_DATA IN THIS EXERCISE_.
********************

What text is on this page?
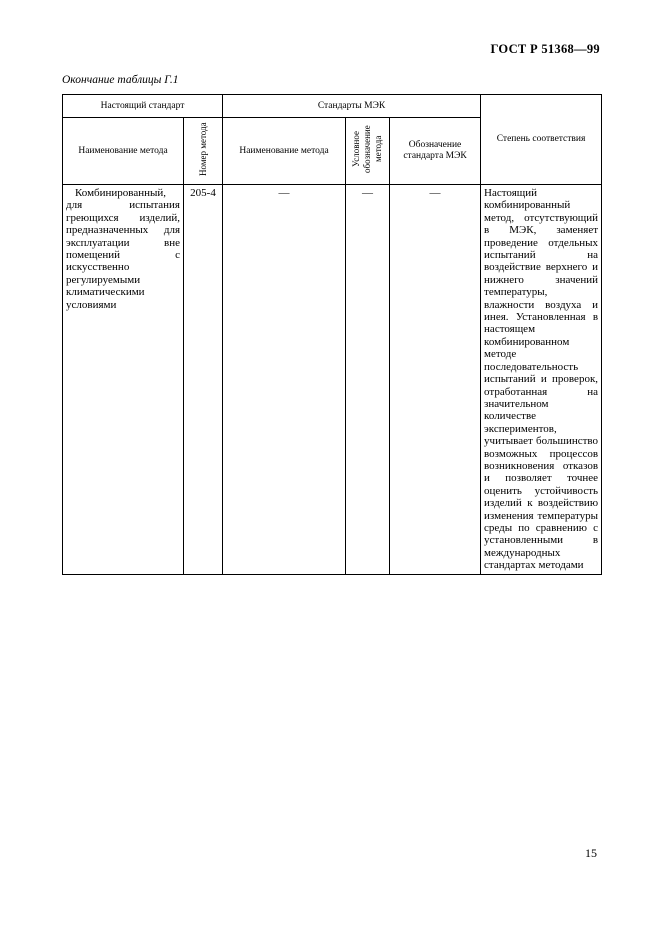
ГОСТ Р 51368—99
Окончание таблицы Г.1
Настоящий стандарт		Стандарты МЭК			Степень соответствия
Наименование метода	Номер метода	Наименование метода	Условное обозначение метода	Обозначение стандарта МЭК	
Комбинированный, для испытания греющихся изделий, предназначенных для эксплуатации вне помещений с искусственно регулируемыми климатическими условиями	205-4	—	—	—	Настоящий комбинированный метод, отсутствующий в МЭК, заменяет проведение отдельных испытаний на воздействие верхнего и нижнего значений температуры, влажности воздуха и инея. Установленная в настоящем комбинированном методе последовательность испытаний и проверок, отработанная на значительном количестве экспериментов, учитывает большинство возможных процессов возникновения отказов и позволяет точнее оценить устойчивость изделий к воздействию изменения температуры среды по сравнению с установленными в международных стандартах методами
15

********************

_SHORT PROBLEM_. Go through the data above and transcribe it in full, omitting any image.

_WORKED ANSWER_.
What text is on this page?
ГОСТ Р 51368—99
Окончание таблицы Г.1
Настоящий стандарт		Стандарты МЭК			Степень соответствия
Наименование метода	Номер метода	Наименование метода	Условное обозначение метода	Обозначение стандарта МЭК	
Комбинированный, для испытания греющихся изделий, предназначенных для эксплуатации вне помещений с искусственно регулируемыми климатическими условиями	205-4	—	—	—	Настоящий комбинированный метод, отсутствующий в МЭК, заменяет проведение отдельных испытаний на воздействие верхнего и нижнего значений температуры, влажности воздуха и инея. Установленная в настоящем комбинированном методе последовательность испытаний и проверок, отработанная на значительном количестве экспериментов, учитывает большинство возможных процессов возникновения отказов и позволяет точнее оценить устойчивость изделий к воздействию изменения температуры среды по сравнению с установленными в международных стандартах методами
15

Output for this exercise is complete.